Saved data entries
:::::
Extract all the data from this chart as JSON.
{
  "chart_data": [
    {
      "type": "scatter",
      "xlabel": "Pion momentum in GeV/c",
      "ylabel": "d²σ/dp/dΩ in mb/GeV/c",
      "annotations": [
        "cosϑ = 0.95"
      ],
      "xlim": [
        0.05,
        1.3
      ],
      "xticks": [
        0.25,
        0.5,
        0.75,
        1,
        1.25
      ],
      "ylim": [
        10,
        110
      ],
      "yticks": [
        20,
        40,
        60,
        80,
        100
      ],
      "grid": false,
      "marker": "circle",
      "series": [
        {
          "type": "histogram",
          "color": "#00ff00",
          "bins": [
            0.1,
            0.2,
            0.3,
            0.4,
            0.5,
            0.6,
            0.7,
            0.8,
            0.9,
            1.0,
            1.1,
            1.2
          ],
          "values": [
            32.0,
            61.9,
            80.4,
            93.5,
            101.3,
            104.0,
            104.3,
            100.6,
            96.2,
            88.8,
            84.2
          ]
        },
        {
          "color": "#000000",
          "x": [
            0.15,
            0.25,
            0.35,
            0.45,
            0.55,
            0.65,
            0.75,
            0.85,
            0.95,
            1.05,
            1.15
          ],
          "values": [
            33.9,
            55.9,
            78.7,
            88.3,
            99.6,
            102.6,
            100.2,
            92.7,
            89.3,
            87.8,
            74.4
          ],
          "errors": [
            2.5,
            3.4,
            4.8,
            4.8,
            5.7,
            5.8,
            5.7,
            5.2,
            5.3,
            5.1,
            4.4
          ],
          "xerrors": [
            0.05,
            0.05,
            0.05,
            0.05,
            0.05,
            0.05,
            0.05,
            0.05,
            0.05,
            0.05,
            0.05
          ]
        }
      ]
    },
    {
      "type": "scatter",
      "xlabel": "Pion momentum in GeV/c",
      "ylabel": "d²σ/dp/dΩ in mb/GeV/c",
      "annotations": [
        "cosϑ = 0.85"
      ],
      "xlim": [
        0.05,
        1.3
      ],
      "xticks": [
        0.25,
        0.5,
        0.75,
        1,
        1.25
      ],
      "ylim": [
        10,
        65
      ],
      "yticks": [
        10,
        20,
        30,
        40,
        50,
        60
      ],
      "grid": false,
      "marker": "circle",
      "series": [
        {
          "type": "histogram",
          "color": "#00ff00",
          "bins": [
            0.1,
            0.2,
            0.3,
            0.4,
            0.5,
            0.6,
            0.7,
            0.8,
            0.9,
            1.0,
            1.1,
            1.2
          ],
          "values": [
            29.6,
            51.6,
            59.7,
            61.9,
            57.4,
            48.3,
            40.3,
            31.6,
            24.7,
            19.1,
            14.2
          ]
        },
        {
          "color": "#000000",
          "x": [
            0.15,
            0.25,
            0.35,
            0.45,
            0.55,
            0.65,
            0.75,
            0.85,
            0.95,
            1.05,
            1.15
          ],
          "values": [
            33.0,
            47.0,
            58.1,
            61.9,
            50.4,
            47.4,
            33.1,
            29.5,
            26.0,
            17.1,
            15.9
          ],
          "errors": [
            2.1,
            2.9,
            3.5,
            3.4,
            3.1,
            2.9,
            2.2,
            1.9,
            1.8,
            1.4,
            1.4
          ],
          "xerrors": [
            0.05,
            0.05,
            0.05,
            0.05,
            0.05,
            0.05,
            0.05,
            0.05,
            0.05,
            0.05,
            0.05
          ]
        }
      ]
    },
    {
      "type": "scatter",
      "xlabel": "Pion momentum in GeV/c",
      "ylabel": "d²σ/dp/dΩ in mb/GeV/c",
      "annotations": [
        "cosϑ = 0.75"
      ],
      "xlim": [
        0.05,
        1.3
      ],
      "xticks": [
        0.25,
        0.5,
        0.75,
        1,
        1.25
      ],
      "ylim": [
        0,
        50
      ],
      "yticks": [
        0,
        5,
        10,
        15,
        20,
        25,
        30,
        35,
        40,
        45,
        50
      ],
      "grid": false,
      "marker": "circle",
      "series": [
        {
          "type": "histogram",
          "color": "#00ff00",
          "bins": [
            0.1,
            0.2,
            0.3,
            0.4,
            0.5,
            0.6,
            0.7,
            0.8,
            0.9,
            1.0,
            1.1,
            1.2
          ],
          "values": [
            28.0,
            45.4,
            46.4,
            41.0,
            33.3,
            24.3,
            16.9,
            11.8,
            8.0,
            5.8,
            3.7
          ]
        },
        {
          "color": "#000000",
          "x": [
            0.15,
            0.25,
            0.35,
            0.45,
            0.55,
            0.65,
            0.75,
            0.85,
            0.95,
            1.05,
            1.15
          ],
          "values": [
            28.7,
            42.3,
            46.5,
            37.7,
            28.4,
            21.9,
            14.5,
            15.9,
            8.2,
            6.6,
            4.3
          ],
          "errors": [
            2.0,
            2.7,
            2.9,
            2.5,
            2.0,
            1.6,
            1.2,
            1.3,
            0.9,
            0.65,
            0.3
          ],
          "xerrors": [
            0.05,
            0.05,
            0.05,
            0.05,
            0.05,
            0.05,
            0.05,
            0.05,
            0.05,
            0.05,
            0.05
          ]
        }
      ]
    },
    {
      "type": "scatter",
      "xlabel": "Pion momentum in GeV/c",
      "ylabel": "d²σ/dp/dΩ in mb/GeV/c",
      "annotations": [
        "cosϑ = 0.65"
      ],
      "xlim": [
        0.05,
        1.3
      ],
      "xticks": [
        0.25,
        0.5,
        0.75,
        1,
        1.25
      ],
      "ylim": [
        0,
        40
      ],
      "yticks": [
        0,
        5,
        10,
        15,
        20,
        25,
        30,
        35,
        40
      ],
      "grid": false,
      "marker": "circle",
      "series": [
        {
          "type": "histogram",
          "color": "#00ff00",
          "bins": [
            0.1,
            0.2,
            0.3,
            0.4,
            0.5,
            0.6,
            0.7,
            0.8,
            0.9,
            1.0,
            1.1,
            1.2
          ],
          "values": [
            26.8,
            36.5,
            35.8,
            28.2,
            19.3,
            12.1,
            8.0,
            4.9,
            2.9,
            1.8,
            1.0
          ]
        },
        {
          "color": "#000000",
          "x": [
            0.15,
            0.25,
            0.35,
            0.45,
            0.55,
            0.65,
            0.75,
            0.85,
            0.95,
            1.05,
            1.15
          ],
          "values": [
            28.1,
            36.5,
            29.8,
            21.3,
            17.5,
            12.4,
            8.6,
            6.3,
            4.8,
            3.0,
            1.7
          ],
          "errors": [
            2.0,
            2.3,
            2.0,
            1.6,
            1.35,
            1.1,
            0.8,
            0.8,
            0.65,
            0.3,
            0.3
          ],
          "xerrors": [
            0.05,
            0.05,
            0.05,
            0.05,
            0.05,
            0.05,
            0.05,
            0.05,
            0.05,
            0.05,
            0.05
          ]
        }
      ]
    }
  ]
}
:::::
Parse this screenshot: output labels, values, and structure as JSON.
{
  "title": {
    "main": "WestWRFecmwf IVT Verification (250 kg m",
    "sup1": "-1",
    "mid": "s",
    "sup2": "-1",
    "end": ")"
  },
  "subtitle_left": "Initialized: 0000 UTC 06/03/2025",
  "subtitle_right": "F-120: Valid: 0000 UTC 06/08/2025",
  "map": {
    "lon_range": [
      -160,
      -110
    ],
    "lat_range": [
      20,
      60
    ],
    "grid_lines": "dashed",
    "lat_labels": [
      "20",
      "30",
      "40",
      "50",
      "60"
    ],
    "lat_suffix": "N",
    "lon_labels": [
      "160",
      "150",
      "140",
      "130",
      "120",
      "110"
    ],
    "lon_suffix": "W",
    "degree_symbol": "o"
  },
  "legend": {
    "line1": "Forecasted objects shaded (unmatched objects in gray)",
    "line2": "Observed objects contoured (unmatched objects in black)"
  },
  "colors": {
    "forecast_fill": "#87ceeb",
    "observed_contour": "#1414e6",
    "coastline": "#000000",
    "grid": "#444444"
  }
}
:::::
THE REQUEST: Check each line of the material above for "unmatched" and say how many lines contain it, giving the number alone.

RESULT FOR THIS TASK: 2